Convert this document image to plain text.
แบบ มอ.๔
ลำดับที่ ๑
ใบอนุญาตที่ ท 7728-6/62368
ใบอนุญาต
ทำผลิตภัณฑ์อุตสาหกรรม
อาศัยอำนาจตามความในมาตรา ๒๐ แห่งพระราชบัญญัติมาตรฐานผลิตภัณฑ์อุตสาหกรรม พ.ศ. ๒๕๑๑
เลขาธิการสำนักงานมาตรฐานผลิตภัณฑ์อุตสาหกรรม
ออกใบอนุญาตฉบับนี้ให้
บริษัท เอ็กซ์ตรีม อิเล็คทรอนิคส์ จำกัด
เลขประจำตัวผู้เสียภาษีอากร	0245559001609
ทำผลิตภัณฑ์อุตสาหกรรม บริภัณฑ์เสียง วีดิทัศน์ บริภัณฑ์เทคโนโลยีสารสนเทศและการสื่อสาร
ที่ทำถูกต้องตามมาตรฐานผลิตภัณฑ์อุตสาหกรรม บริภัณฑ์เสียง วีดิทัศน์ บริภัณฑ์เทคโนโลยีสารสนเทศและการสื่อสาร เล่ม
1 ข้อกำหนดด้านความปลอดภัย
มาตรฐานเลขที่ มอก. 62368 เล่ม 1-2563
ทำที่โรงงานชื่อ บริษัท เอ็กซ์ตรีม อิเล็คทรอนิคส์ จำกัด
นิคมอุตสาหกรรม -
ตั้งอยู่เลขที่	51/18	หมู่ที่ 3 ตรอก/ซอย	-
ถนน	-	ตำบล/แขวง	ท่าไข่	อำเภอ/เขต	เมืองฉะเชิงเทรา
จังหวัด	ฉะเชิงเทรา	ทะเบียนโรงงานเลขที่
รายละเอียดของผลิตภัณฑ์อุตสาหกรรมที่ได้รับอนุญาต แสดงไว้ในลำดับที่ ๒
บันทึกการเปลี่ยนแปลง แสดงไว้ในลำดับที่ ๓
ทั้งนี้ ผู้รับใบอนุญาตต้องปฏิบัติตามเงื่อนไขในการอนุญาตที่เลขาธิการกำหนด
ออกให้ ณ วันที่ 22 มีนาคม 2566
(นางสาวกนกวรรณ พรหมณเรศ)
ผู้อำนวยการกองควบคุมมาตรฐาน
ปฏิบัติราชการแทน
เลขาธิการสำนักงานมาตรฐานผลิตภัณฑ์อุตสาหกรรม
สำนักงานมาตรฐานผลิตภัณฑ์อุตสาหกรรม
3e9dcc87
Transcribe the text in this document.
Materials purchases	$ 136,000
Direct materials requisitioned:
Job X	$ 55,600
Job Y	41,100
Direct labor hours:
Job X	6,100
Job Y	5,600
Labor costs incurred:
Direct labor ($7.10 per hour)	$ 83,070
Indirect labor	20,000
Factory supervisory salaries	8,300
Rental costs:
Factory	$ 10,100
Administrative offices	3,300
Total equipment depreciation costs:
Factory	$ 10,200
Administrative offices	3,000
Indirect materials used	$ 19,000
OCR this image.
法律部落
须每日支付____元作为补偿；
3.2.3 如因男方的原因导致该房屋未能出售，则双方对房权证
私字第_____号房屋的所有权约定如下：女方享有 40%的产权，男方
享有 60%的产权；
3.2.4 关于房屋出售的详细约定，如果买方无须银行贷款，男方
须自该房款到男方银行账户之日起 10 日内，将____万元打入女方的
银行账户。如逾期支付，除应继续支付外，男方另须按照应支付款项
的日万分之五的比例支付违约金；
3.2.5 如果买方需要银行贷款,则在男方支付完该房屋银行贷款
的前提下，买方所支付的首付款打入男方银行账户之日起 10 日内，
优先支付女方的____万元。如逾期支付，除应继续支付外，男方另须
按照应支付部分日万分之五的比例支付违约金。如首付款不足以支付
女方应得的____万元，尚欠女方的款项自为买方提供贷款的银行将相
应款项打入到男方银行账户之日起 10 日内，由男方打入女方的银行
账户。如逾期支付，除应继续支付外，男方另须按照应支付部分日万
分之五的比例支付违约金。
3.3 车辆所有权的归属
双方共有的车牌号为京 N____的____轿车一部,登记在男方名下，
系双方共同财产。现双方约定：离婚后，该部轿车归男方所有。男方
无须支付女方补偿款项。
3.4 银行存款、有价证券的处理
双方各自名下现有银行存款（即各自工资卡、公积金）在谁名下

----------------

[REQUIREMENTS]
Take the entries above and copy them out exactly.

[ANSWER BELOW]
Convert this document image to plain text.
แบบ มอ.๔
ลำดับที่ ๑
ใบอนุญาตที่ ท 7728-6/62368
ใบอนุญาต
ทำผลิตภัณฑ์อุตสาหกรรม
อาศัยอำนาจตามความในมาตรา ๒๐ แห่งพระราชบัญญัติมาตรฐานผลิตภัณฑ์อุตสาหกรรม พ.ศ. ๒๕๑๑
เลขาธิการสำนักงานมาตรฐานผลิตภัณฑ์อุตสาหกรรม
ออกใบอนุญาตฉบับนี้ให้
บริษัท เอ็กซ์ตรีม อิเล็คทรอนิคส์ จำกัด
เลขประจำตัวผู้เสียภาษีอากร	0245559001609
ทำผลิตภัณฑ์อุตสาหกรรม บริภัณฑ์เสียง วีดิทัศน์ บริภัณฑ์เทคโนโลยีสารสนเทศและการสื่อสาร
ที่ทำถูกต้องตามมาตรฐานผลิตภัณฑ์อุตสาหกรรม บริภัณฑ์เสียง วีดิทัศน์ บริภัณฑ์เทคโนโลยีสารสนเทศและการสื่อสาร เล่ม
1 ข้อกำหนดด้านความปลอดภัย
มาตรฐานเลขที่ มอก. 62368 เล่ม 1-2563
ทำที่โรงงานชื่อ บริษัท เอ็กซ์ตรีม อิเล็คทรอนิคส์ จำกัด
นิคมอุตสาหกรรม -
ตั้งอยู่เลขที่	51/18	หมู่ที่ 3 ตรอก/ซอย	-
ถนน	-	ตำบล/แขวง	ท่าไข่	อำเภอ/เขต	เมืองฉะเชิงเทรา
จังหวัด	ฉะเชิงเทรา	ทะเบียนโรงงานเลขที่
รายละเอียดของผลิตภัณฑ์อุตสาหกรรมที่ได้รับอนุญาต แสดงไว้ในลำดับที่ ๒
บันทึกการเปลี่ยนแปลง แสดงไว้ในลำดับที่ ๓
ทั้งนี้ ผู้รับใบอนุญาตต้องปฏิบัติตามเงื่อนไขในการอนุญาตที่เลขาธิการกำหนด
ออกให้ ณ วันที่ 22 มีนาคม 2566
(นางสาวกนกวรรณ พรหมณเรศ)
ผู้อำนวยการกองควบคุมมาตรฐาน
ปฏิบัติราชการแทน
เลขาธิการสำนักงานมาตรฐานผลิตภัณฑ์อุตสาหกรรม
สำนักงานมาตรฐานผลิตภัณฑ์อุตสาหกรรม
3e9dcc87
Transcribe the text in this document.
Materials purchases	$ 136,000
Direct materials requisitioned:
Job X	$ 55,600
Job Y	41,100
Direct labor hours:
Job X	6,100
Job Y	5,600
Labor costs incurred:
Direct labor ($7.10 per hour)	$ 83,070
Indirect labor	20,000
Factory supervisory salaries	8,300
Rental costs:
Factory	$ 10,100
Administrative offices	3,300
Total equipment depreciation costs:
Factory	$ 10,200
Administrative offices	3,000
Indirect materials used	$ 19,000
OCR this image.
法律部落
须每日支付____元作为补偿；
3.2.3 如因男方的原因导致该房屋未能出售，则双方对房权证
私字第_____号房屋的所有权约定如下：女方享有 40%的产权，男方
享有 60%的产权；
3.2.4 关于房屋出售的详细约定，如果买方无须银行贷款，男方
须自该房款到男方银行账户之日起 10 日内，将____万元打入女方的
银行账户。如逾期支付，除应继续支付外，男方另须按照应支付款项
的日万分之五的比例支付违约金；
3.2.5 如果买方需要银行贷款,则在男方支付完该房屋银行贷款
的前提下，买方所支付的首付款打入男方银行账户之日起 10 日内，
优先支付女方的____万元。如逾期支付，除应继续支付外，男方另须
按照应支付部分日万分之五的比例支付违约金。如首付款不足以支付
女方应得的____万元，尚欠女方的款项自为买方提供贷款的银行将相
应款项打入到男方银行账户之日起 10 日内，由男方打入女方的银行
账户。如逾期支付，除应继续支付外，男方另须按照应支付部分日万
分之五的比例支付违约金。
3.3 车辆所有权的归属
双方共有的车牌号为京 N____的____轿车一部,登记在男方名下，
系双方共同财产。现双方约定：离婚后，该部轿车归男方所有。男方
无须支付女方补偿款项。
3.4 银行存款、有价证券的处理
双方各自名下现有银行存款（即各自工资卡、公积金）在谁名下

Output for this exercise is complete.